▶ **Directions**: Write out all of the lines below, exactly and completely.

▶ **Data items**:
* * *

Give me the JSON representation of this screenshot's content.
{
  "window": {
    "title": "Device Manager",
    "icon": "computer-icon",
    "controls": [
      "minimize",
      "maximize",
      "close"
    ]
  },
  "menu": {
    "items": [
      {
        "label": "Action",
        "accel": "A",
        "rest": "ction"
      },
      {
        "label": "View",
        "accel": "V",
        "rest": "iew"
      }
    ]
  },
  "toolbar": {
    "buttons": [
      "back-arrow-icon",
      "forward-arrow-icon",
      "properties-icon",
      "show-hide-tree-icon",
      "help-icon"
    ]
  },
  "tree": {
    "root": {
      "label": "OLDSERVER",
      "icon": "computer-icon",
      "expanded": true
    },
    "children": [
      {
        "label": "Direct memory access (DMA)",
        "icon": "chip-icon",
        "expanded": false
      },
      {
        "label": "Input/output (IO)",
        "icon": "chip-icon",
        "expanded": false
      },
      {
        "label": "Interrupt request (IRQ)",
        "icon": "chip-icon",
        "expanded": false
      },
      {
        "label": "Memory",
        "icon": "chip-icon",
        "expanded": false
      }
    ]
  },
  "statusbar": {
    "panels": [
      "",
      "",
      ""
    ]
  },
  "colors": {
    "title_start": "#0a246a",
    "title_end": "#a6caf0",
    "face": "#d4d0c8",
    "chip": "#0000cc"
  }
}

* * *

▶ **The output**:
Give me the JSON representation of this screenshot's content.
{
  "window": {
    "title": "Device Manager",
    "icon": "computer-icon",
    "controls": [
      "minimize",
      "maximize",
      "close"
    ]
  },
  "menu": {
    "items": [
      {
        "label": "Action",
        "accel": "A",
        "rest": "ction"
      },
      {
        "label": "View",
        "accel": "V",
        "rest": "iew"
      }
    ]
  },
  "toolbar": {
    "buttons": [
      "back-arrow-icon",
      "forward-arrow-icon",
      "properties-icon",
      "show-hide-tree-icon",
      "help-icon"
    ]
  },
  "tree": {
    "root": {
      "label": "OLDSERVER",
      "icon": "computer-icon",
      "expanded": true
    },
    "children": [
      {
        "label": "Direct memory access (DMA)",
        "icon": "chip-icon",
        "expanded": false
      },
      {
        "label": "Input/output (IO)",
        "icon": "chip-icon",
        "expanded": false
      },
      {
        "label": "Interrupt request (IRQ)",
        "icon": "chip-icon",
        "expanded": false
      },
      {
        "label": "Memory",
        "icon": "chip-icon",
        "expanded": false
      }
    ]
  },
  "statusbar": {
    "panels": [
      "",
      "",
      ""
    ]
  },
  "colors": {
    "title_start": "#0a246a",
    "title_end": "#a6caf0",
    "face": "#d4d0c8",
    "chip": "#0000cc"
  }
}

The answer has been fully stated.